Given instruction -
Keep the pictures out of the copy and print all the entries below exactly.

Data records

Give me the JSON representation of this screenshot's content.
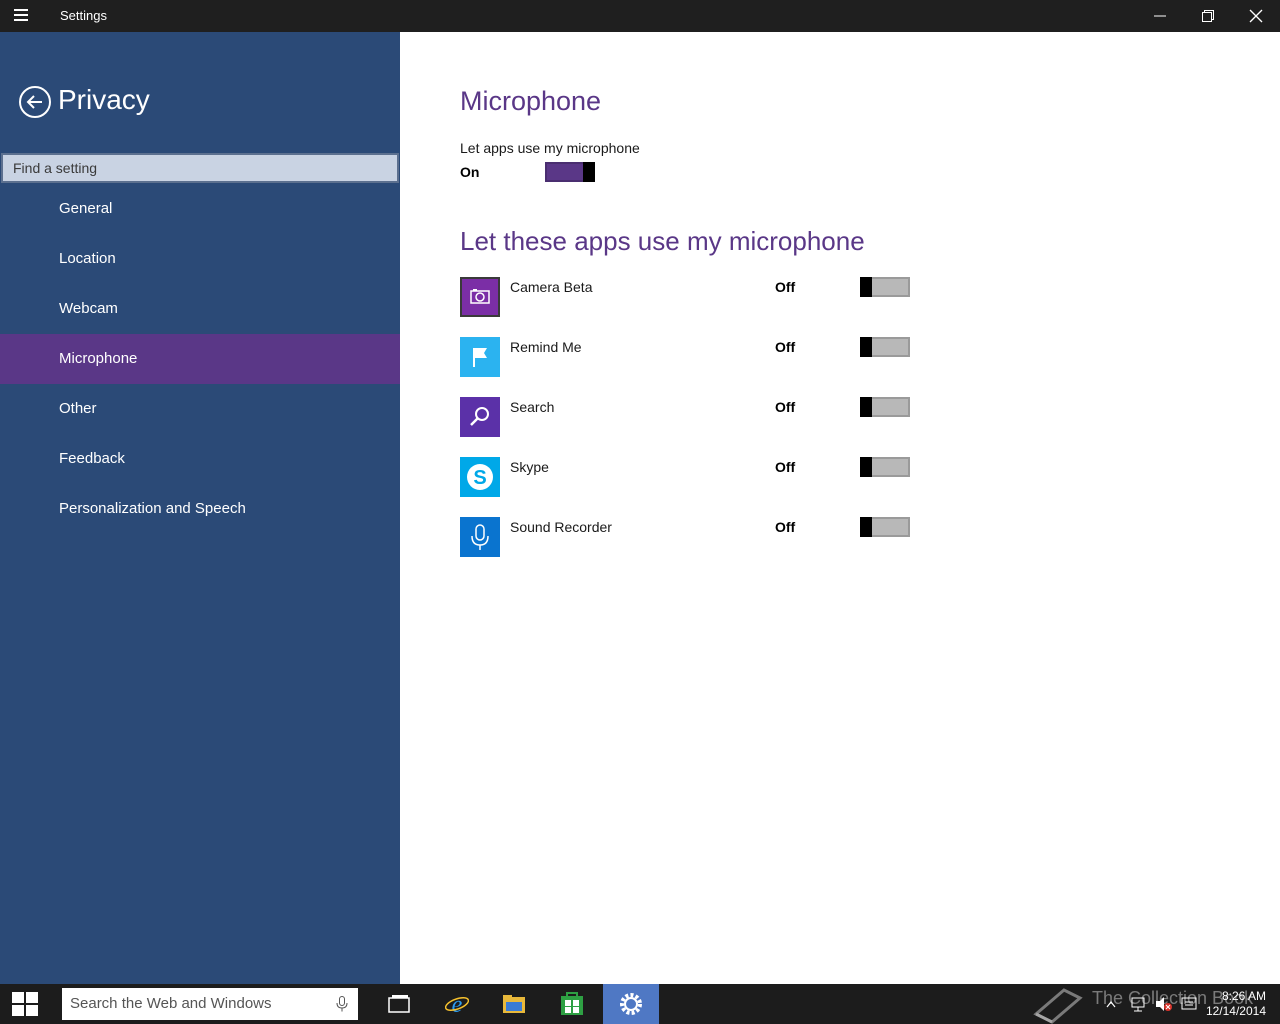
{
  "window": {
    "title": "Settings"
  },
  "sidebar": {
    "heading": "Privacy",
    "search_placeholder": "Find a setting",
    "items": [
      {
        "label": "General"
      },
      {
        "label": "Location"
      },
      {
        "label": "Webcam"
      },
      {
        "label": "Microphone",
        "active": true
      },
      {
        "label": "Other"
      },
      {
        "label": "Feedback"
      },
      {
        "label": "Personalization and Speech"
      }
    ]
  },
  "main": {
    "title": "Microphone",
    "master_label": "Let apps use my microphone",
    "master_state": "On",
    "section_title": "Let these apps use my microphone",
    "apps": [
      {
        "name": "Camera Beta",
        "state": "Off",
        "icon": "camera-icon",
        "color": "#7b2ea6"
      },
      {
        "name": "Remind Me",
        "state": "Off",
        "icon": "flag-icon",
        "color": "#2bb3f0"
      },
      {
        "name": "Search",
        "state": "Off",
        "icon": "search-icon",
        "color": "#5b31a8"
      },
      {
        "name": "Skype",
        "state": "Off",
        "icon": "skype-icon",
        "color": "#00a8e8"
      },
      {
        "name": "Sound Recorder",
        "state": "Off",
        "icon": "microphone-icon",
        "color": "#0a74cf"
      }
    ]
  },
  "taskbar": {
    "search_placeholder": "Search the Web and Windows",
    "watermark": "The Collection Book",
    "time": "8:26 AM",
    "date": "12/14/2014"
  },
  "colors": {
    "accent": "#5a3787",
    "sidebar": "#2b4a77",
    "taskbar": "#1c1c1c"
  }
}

Complete response -
Give me the JSON representation of this screenshot's content.
{
  "window": {
    "title": "Settings"
  },
  "sidebar": {
    "heading": "Privacy",
    "search_placeholder": "Find a setting",
    "items": [
      {
        "label": "General"
      },
      {
        "label": "Location"
      },
      {
        "label": "Webcam"
      },
      {
        "label": "Microphone",
        "active": true
      },
      {
        "label": "Other"
      },
      {
        "label": "Feedback"
      },
      {
        "label": "Personalization and Speech"
      }
    ]
  },
  "main": {
    "title": "Microphone",
    "master_label": "Let apps use my microphone",
    "master_state": "On",
    "section_title": "Let these apps use my microphone",
    "apps": [
      {
        "name": "Camera Beta",
        "state": "Off",
        "icon": "camera-icon",
        "color": "#7b2ea6"
      },
      {
        "name": "Remind Me",
        "state": "Off",
        "icon": "flag-icon",
        "color": "#2bb3f0"
      },
      {
        "name": "Search",
        "state": "Off",
        "icon": "search-icon",
        "color": "#5b31a8"
      },
      {
        "name": "Skype",
        "state": "Off",
        "icon": "skype-icon",
        "color": "#00a8e8"
      },
      {
        "name": "Sound Recorder",
        "state": "Off",
        "icon": "microphone-icon",
        "color": "#0a74cf"
      }
    ]
  },
  "taskbar": {
    "search_placeholder": "Search the Web and Windows",
    "watermark": "The Collection Book",
    "time": "8:26 AM",
    "date": "12/14/2014"
  },
  "colors": {
    "accent": "#5a3787",
    "sidebar": "#2b4a77",
    "taskbar": "#1c1c1c"
  }
}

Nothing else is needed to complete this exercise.